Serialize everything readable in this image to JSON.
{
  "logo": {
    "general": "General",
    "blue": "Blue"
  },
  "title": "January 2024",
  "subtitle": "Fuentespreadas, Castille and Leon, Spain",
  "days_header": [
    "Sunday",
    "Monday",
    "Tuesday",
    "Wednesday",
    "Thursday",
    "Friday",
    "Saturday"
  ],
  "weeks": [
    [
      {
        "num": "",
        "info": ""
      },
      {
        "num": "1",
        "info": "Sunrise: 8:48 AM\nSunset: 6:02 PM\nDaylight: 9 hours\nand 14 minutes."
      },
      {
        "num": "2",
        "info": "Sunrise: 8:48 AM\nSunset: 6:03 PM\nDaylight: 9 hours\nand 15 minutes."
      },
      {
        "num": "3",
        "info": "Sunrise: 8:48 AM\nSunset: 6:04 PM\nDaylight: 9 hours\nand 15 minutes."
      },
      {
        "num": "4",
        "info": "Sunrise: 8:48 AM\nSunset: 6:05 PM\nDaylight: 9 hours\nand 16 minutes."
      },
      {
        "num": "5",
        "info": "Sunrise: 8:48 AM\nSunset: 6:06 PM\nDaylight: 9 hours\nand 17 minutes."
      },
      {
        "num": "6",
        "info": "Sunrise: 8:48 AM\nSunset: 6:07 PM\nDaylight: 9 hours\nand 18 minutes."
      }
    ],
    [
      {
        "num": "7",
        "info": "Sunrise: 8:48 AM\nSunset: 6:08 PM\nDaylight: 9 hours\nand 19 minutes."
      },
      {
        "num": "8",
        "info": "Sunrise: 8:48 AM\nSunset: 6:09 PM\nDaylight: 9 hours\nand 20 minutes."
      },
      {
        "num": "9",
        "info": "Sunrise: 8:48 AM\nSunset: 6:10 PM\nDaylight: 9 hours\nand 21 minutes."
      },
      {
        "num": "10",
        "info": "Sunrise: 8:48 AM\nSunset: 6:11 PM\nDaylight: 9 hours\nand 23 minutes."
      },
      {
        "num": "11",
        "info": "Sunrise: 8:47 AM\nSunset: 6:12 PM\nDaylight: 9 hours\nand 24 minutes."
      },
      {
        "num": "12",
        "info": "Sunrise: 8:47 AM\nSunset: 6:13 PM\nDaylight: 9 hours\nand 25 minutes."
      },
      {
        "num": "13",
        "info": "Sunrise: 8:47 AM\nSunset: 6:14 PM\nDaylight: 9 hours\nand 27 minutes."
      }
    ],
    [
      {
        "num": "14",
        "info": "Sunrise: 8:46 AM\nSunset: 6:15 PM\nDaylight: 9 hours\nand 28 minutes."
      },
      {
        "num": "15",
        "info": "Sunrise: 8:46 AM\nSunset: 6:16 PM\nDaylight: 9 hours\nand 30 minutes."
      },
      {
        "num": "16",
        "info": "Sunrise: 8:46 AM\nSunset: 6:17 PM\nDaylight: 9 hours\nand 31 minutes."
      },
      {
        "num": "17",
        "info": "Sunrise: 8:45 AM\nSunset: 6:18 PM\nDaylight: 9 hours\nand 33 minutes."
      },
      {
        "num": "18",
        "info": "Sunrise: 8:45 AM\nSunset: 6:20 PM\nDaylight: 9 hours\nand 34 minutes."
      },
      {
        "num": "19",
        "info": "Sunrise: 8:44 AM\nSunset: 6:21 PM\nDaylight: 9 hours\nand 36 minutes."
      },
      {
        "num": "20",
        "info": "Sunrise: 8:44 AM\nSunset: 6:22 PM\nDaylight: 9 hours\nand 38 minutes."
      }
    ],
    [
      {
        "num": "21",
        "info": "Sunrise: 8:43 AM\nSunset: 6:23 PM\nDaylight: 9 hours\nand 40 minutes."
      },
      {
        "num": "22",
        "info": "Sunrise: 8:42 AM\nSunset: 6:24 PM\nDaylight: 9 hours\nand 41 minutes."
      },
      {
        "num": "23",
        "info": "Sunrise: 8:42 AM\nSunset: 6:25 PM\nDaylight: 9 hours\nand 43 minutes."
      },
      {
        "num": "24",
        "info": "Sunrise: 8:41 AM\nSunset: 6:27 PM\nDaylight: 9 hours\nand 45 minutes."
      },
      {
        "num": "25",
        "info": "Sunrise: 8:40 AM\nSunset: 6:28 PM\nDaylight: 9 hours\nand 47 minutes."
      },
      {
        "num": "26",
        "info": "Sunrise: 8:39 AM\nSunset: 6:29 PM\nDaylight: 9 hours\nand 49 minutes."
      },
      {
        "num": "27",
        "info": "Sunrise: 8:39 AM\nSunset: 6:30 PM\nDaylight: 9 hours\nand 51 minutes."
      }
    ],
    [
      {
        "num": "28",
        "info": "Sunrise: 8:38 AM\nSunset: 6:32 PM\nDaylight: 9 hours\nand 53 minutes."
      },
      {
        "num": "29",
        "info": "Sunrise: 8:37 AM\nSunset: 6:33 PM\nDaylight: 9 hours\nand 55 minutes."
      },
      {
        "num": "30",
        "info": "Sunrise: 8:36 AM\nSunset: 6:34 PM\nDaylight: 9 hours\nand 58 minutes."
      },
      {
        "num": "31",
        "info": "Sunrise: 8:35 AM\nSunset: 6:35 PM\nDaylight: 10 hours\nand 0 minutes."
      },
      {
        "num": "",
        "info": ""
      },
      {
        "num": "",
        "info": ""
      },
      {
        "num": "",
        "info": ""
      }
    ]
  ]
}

###

■ **What you will do**: Restate the whole of the material exactly.

■ **Solution to the exercise**:
Serialize everything readable in this image to JSON.
{
  "logo": {
    "general": "General",
    "blue": "Blue"
  },
  "title": "January 2024",
  "subtitle": "Fuentespreadas, Castille and Leon, Spain",
  "days_header": [
    "Sunday",
    "Monday",
    "Tuesday",
    "Wednesday",
    "Thursday",
    "Friday",
    "Saturday"
  ],
  "weeks": [
    [
      {
        "num": "",
        "info": ""
      },
      {
        "num": "1",
        "info": "Sunrise: 8:48 AM\nSunset: 6:02 PM\nDaylight: 9 hours\nand 14 minutes."
      },
      {
        "num": "2",
        "info": "Sunrise: 8:48 AM\nSunset: 6:03 PM\nDaylight: 9 hours\nand 15 minutes."
      },
      {
        "num": "3",
        "info": "Sunrise: 8:48 AM\nSunset: 6:04 PM\nDaylight: 9 hours\nand 15 minutes."
      },
      {
        "num": "4",
        "info": "Sunrise: 8:48 AM\nSunset: 6:05 PM\nDaylight: 9 hours\nand 16 minutes."
      },
      {
        "num": "5",
        "info": "Sunrise: 8:48 AM\nSunset: 6:06 PM\nDaylight: 9 hours\nand 17 minutes."
      },
      {
        "num": "6",
        "info": "Sunrise: 8:48 AM\nSunset: 6:07 PM\nDaylight: 9 hours\nand 18 minutes."
      }
    ],
    [
      {
        "num": "7",
        "info": "Sunrise: 8:48 AM\nSunset: 6:08 PM\nDaylight: 9 hours\nand 19 minutes."
      },
      {
        "num": "8",
        "info": "Sunrise: 8:48 AM\nSunset: 6:09 PM\nDaylight: 9 hours\nand 20 minutes."
      },
      {
        "num": "9",
        "info": "Sunrise: 8:48 AM\nSunset: 6:10 PM\nDaylight: 9 hours\nand 21 minutes."
      },
      {
        "num": "10",
        "info": "Sunrise: 8:48 AM\nSunset: 6:11 PM\nDaylight: 9 hours\nand 23 minutes."
      },
      {
        "num": "11",
        "info": "Sunrise: 8:47 AM\nSunset: 6:12 PM\nDaylight: 9 hours\nand 24 minutes."
      },
      {
        "num": "12",
        "info": "Sunrise: 8:47 AM\nSunset: 6:13 PM\nDaylight: 9 hours\nand 25 minutes."
      },
      {
        "num": "13",
        "info": "Sunrise: 8:47 AM\nSunset: 6:14 PM\nDaylight: 9 hours\nand 27 minutes."
      }
    ],
    [
      {
        "num": "14",
        "info": "Sunrise: 8:46 AM\nSunset: 6:15 PM\nDaylight: 9 hours\nand 28 minutes."
      },
      {
        "num": "15",
        "info": "Sunrise: 8:46 AM\nSunset: 6:16 PM\nDaylight: 9 hours\nand 30 minutes."
      },
      {
        "num": "16",
        "info": "Sunrise: 8:46 AM\nSunset: 6:17 PM\nDaylight: 9 hours\nand 31 minutes."
      },
      {
        "num": "17",
        "info": "Sunrise: 8:45 AM\nSunset: 6:18 PM\nDaylight: 9 hours\nand 33 minutes."
      },
      {
        "num": "18",
        "info": "Sunrise: 8:45 AM\nSunset: 6:20 PM\nDaylight: 9 hours\nand 34 minutes."
      },
      {
        "num": "19",
        "info": "Sunrise: 8:44 AM\nSunset: 6:21 PM\nDaylight: 9 hours\nand 36 minutes."
      },
      {
        "num": "20",
        "info": "Sunrise: 8:44 AM\nSunset: 6:22 PM\nDaylight: 9 hours\nand 38 minutes."
      }
    ],
    [
      {
        "num": "21",
        "info": "Sunrise: 8:43 AM\nSunset: 6:23 PM\nDaylight: 9 hours\nand 40 minutes."
      },
      {
        "num": "22",
        "info": "Sunrise: 8:42 AM\nSunset: 6:24 PM\nDaylight: 9 hours\nand 41 minutes."
      },
      {
        "num": "23",
        "info": "Sunrise: 8:42 AM\nSunset: 6:25 PM\nDaylight: 9 hours\nand 43 minutes."
      },
      {
        "num": "24",
        "info": "Sunrise: 8:41 AM\nSunset: 6:27 PM\nDaylight: 9 hours\nand 45 minutes."
      },
      {
        "num": "25",
        "info": "Sunrise: 8:40 AM\nSunset: 6:28 PM\nDaylight: 9 hours\nand 47 minutes."
      },
      {
        "num": "26",
        "info": "Sunrise: 8:39 AM\nSunset: 6:29 PM\nDaylight: 9 hours\nand 49 minutes."
      },
      {
        "num": "27",
        "info": "Sunrise: 8:39 AM\nSunset: 6:30 PM\nDaylight: 9 hours\nand 51 minutes."
      }
    ],
    [
      {
        "num": "28",
        "info": "Sunrise: 8:38 AM\nSunset: 6:32 PM\nDaylight: 9 hours\nand 53 minutes."
      },
      {
        "num": "29",
        "info": "Sunrise: 8:37 AM\nSunset: 6:33 PM\nDaylight: 9 hours\nand 55 minutes."
      },
      {
        "num": "30",
        "info": "Sunrise: 8:36 AM\nSunset: 6:34 PM\nDaylight: 9 hours\nand 58 minutes."
      },
      {
        "num": "31",
        "info": "Sunrise: 8:35 AM\nSunset: 6:35 PM\nDaylight: 10 hours\nand 0 minutes."
      },
      {
        "num": "",
        "info": ""
      },
      {
        "num": "",
        "info": ""
      },
      {
        "num": "",
        "info": ""
      }
    ]
  ]
}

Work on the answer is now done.